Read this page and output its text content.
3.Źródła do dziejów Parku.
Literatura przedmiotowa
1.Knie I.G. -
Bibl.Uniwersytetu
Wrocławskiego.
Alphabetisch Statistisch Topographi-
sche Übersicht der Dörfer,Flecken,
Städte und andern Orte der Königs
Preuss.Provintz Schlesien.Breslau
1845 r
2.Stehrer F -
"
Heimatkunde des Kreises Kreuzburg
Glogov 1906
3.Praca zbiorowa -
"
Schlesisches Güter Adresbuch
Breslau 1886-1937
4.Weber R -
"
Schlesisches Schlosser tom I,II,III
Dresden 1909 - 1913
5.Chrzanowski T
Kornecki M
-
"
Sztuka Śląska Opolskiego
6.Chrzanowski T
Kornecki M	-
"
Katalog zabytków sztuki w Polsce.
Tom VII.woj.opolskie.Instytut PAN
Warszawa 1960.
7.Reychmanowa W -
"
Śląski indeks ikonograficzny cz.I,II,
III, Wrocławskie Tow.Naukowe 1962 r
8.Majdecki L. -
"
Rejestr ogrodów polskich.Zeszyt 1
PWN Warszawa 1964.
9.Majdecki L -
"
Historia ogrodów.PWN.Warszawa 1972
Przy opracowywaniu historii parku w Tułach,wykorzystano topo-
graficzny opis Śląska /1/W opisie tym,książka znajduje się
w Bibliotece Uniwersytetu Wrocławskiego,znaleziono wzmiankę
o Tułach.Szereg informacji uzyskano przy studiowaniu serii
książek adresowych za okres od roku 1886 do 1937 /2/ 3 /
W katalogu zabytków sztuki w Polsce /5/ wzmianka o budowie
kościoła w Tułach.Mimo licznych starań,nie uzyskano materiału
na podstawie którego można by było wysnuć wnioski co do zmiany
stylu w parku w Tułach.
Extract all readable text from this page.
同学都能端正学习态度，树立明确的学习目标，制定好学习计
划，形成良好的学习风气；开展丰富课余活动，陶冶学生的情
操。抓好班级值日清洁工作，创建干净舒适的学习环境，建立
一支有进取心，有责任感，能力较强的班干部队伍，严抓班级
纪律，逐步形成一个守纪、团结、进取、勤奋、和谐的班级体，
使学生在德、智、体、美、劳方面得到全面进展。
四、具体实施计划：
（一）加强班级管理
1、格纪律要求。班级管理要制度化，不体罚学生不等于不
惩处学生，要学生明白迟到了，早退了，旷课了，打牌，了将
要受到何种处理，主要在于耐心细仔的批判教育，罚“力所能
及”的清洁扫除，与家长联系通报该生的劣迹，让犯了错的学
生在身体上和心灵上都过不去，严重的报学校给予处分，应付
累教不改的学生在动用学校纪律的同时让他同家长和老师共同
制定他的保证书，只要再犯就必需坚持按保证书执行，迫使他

> **WHAT THE TASK ASKS**
Each entry is to be returned in full, character for character.

> **PROBLEM SOLUTION**
Read this page and output its text content.
3.Źródła do dziejów Parku.
Literatura przedmiotowa
1.Knie I.G. -
Bibl.Uniwersytetu
Wrocławskiego.
Alphabetisch Statistisch Topographi-
sche Übersicht der Dörfer,Flecken,
Städte und andern Orte der Königs
Preuss.Provintz Schlesien.Breslau
1845 r
2.Stehrer F -
"
Heimatkunde des Kreises Kreuzburg
Glogov 1906
3.Praca zbiorowa -
"
Schlesisches Güter Adresbuch
Breslau 1886-1937
4.Weber R -
"
Schlesisches Schlosser tom I,II,III
Dresden 1909 - 1913
5.Chrzanowski T
Kornecki M
-
"
Sztuka Śląska Opolskiego
6.Chrzanowski T
Kornecki M	-
"
Katalog zabytków sztuki w Polsce.
Tom VII.woj.opolskie.Instytut PAN
Warszawa 1960.
7.Reychmanowa W -
"
Śląski indeks ikonograficzny cz.I,II,
III, Wrocławskie Tow.Naukowe 1962 r
8.Majdecki L. -
"
Rejestr ogrodów polskich.Zeszyt 1
PWN Warszawa 1964.
9.Majdecki L -
"
Historia ogrodów.PWN.Warszawa 1972
Przy opracowywaniu historii parku w Tułach,wykorzystano topo-
graficzny opis Śląska /1/W opisie tym,książka znajduje się
w Bibliotece Uniwersytetu Wrocławskiego,znaleziono wzmiankę
o Tułach.Szereg informacji uzyskano przy studiowaniu serii
książek adresowych za okres od roku 1886 do 1937 /2/ 3 /
W katalogu zabytków sztuki w Polsce /5/ wzmianka o budowie
kościoła w Tułach.Mimo licznych starań,nie uzyskano materiału
na podstawie którego można by było wysnuć wnioski co do zmiany
stylu w parku w Tułach.
Extract all readable text from this page.
同学都能端正学习态度，树立明确的学习目标，制定好学习计
划，形成良好的学习风气；开展丰富课余活动，陶冶学生的情
操。抓好班级值日清洁工作，创建干净舒适的学习环境，建立
一支有进取心，有责任感，能力较强的班干部队伍，严抓班级
纪律，逐步形成一个守纪、团结、进取、勤奋、和谐的班级体，
使学生在德、智、体、美、劳方面得到全面进展。
四、具体实施计划：
（一）加强班级管理
1、格纪律要求。班级管理要制度化，不体罚学生不等于不
惩处学生，要学生明白迟到了，早退了，旷课了，打牌，了将
要受到何种处理，主要在于耐心细仔的批判教育，罚“力所能
及”的清洁扫除，与家长联系通报该生的劣迹，让犯了错的学
生在身体上和心灵上都过不去，严重的报学校给予处分，应付
累教不改的学生在动用学校纪律的同时让他同家长和老师共同
制定他的保证书，只要再犯就必需坚持按保证书执行，迫使他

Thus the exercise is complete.